▸ DATASET EXTRACT
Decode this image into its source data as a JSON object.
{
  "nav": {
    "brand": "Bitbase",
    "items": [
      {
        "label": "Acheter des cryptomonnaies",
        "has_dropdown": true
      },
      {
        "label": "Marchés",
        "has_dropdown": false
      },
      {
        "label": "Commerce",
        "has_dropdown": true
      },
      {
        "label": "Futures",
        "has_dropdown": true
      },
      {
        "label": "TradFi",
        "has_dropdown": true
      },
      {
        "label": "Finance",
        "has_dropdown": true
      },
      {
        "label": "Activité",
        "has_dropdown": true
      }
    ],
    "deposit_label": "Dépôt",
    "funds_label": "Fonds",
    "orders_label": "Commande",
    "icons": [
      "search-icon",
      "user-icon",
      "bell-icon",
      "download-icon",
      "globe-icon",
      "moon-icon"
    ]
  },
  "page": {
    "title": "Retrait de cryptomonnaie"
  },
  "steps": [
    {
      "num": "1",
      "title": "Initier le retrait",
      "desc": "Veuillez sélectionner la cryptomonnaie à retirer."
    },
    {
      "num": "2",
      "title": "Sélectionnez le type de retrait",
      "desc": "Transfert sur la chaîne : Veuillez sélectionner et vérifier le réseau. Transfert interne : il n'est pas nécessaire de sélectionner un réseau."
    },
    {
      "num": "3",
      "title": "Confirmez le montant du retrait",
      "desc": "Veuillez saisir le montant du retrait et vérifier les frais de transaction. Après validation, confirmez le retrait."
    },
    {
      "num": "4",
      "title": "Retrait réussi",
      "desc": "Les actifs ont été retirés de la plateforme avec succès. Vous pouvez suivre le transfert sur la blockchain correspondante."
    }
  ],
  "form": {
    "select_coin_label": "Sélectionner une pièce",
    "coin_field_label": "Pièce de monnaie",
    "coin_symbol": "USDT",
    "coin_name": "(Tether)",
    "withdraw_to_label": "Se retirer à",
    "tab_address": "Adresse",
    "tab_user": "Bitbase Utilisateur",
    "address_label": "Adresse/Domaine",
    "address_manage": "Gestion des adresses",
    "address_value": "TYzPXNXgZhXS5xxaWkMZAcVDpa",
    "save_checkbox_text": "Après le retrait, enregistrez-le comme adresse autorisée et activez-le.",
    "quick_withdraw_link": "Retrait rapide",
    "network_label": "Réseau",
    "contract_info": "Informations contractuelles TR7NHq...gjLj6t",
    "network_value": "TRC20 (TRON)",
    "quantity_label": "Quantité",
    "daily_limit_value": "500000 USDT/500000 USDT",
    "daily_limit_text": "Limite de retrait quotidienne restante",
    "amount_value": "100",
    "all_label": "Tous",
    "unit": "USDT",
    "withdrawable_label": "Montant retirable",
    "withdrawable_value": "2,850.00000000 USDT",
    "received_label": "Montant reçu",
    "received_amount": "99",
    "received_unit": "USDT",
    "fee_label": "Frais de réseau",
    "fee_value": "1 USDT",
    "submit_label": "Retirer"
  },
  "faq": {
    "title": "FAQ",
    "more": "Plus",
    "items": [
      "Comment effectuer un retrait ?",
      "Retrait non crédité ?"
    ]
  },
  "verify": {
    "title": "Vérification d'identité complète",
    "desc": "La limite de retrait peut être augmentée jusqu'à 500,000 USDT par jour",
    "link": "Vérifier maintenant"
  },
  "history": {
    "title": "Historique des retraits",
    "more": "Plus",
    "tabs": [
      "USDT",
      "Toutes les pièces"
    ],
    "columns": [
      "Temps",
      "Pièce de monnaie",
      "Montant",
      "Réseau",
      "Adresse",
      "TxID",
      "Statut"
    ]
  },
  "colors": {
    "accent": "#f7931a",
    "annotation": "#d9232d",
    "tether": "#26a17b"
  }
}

▸ WRITTEN EXERCISE
Collect each line of the entries that has the word "Après", copying it in full.

▸ ANSWER FOR THIS EXERCISE
      "desc": "Veuillez saisir le montant du retrait et vérifier les frais de transaction. Après validation, confirmez le retrait."
    "save_checkbox_text": "Après le retrait, enregistrez-le comme adresse autorisée et activez-le.",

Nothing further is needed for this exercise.